--- begin AVAILABLE RECORDS ---

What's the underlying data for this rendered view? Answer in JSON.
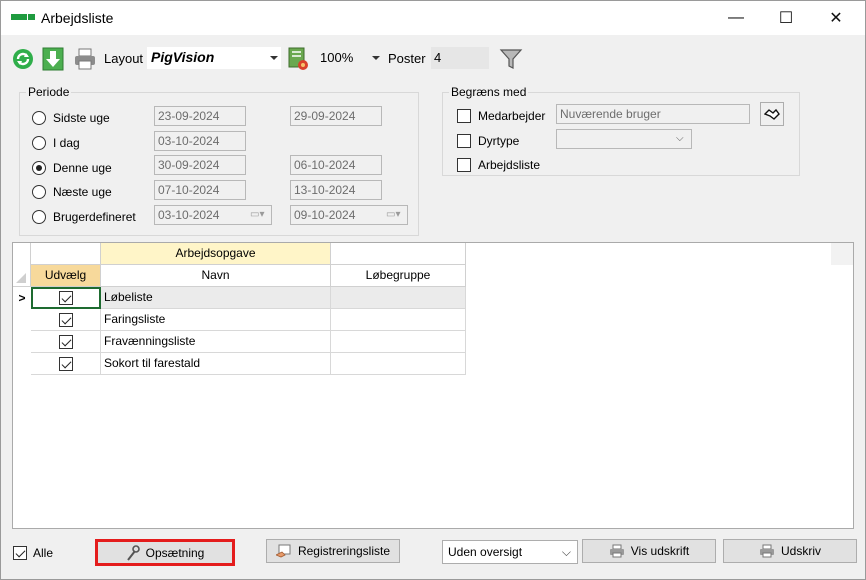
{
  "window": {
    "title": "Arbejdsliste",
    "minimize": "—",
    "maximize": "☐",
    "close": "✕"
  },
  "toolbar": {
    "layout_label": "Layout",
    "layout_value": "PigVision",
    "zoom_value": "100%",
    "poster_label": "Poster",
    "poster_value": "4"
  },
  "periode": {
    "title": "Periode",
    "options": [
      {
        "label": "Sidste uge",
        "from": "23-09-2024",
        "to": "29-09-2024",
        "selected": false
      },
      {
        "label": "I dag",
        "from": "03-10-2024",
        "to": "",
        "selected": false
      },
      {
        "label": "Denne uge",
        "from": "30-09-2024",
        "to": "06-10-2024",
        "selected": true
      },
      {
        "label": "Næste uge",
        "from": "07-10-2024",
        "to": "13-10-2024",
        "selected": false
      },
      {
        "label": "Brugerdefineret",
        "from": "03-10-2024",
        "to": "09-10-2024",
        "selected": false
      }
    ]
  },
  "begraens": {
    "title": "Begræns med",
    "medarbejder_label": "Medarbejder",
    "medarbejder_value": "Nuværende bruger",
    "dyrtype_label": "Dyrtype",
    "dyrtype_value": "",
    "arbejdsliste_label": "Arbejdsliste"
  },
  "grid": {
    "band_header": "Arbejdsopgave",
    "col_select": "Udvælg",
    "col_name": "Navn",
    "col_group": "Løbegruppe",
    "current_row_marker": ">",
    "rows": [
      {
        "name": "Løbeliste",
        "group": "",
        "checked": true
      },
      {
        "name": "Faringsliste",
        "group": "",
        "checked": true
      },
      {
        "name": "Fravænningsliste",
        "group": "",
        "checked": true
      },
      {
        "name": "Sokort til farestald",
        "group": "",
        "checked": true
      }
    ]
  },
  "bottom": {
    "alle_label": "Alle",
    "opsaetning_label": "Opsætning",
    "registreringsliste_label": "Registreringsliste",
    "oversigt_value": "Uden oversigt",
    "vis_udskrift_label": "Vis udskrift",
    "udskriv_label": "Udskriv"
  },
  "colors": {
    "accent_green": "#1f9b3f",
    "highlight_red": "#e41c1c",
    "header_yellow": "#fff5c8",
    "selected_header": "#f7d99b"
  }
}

--- end AVAILABLE RECORDS ---
--- begin AVAILABLE RECORDS ---

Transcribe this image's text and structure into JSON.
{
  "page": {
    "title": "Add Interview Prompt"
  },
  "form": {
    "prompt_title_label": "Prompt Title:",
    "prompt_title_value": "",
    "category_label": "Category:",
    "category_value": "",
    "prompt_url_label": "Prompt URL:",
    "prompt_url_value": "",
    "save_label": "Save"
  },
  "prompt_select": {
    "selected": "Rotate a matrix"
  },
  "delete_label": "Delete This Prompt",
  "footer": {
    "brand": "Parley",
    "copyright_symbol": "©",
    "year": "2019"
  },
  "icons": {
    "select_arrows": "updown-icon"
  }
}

--- end AVAILABLE RECORDS ---
--- begin AVAILABLE RECORDS ---

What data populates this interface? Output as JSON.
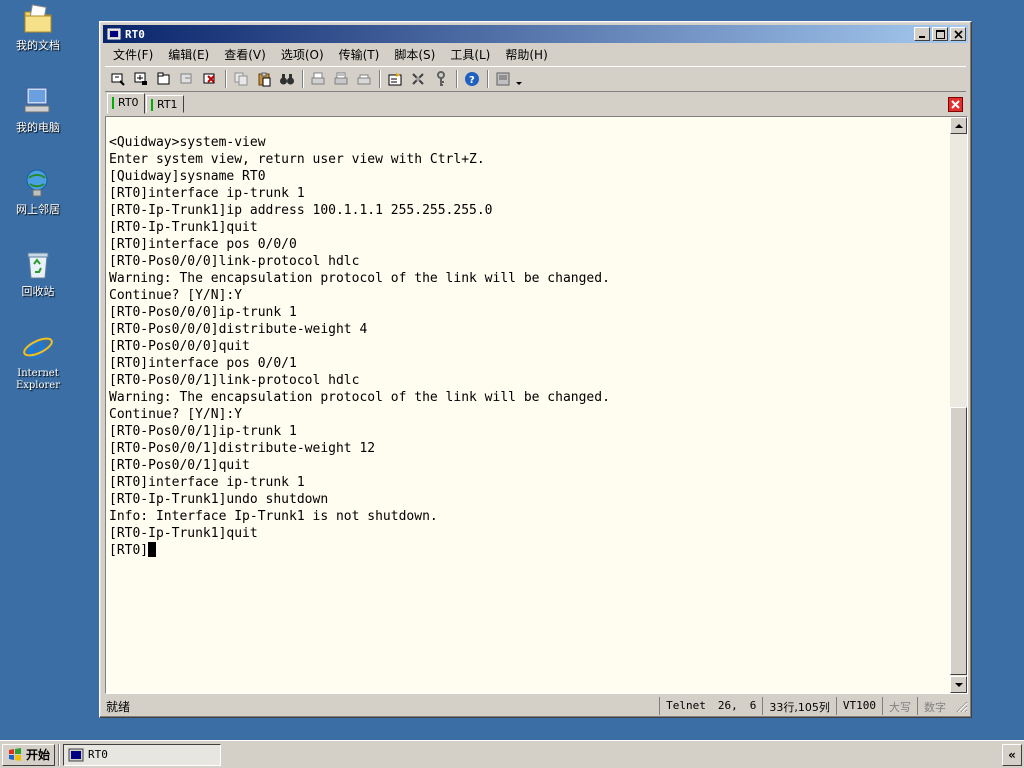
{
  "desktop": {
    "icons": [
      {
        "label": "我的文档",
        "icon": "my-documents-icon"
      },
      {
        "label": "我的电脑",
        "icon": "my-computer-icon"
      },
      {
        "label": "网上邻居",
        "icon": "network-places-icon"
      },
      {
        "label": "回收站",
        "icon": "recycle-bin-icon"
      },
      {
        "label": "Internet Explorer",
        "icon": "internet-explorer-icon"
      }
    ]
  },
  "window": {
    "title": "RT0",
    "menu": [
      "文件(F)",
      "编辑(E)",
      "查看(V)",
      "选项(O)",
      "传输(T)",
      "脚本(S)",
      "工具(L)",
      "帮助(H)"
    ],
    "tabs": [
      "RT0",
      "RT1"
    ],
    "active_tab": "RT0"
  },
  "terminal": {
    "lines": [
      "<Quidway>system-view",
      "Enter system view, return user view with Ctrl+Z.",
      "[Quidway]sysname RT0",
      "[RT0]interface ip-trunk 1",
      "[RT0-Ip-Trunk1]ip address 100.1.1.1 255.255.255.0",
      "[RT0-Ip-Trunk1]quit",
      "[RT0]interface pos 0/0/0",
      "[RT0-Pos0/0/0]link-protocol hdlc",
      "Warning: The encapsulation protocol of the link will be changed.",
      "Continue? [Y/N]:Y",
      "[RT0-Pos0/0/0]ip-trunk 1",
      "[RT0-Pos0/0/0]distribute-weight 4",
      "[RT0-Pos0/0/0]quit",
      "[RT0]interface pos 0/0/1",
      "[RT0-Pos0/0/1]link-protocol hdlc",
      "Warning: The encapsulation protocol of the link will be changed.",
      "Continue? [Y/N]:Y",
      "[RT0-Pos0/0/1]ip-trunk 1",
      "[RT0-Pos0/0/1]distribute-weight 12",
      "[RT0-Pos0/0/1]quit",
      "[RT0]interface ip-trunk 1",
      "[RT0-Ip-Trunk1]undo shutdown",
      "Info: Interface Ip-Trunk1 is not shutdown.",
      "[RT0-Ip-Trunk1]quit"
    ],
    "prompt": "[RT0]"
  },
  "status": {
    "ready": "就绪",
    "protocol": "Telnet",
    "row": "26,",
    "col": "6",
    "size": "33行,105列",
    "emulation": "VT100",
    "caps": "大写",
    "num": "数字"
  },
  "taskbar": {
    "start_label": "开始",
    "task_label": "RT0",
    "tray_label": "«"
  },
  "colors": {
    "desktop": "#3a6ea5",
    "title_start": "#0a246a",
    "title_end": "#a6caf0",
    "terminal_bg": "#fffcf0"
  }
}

--- end AVAILABLE RECORDS ---

> **DO THIS**
Locate and copy each line in the data above that includes the word "quit".

> **FULL RESPONSE**
      "[RT0-Ip-Trunk1]quit",
      "[RT0-Pos0/0/0]quit",
      "[RT0-Pos0/0/1]quit",
      "[RT0-Ip-Trunk1]quit"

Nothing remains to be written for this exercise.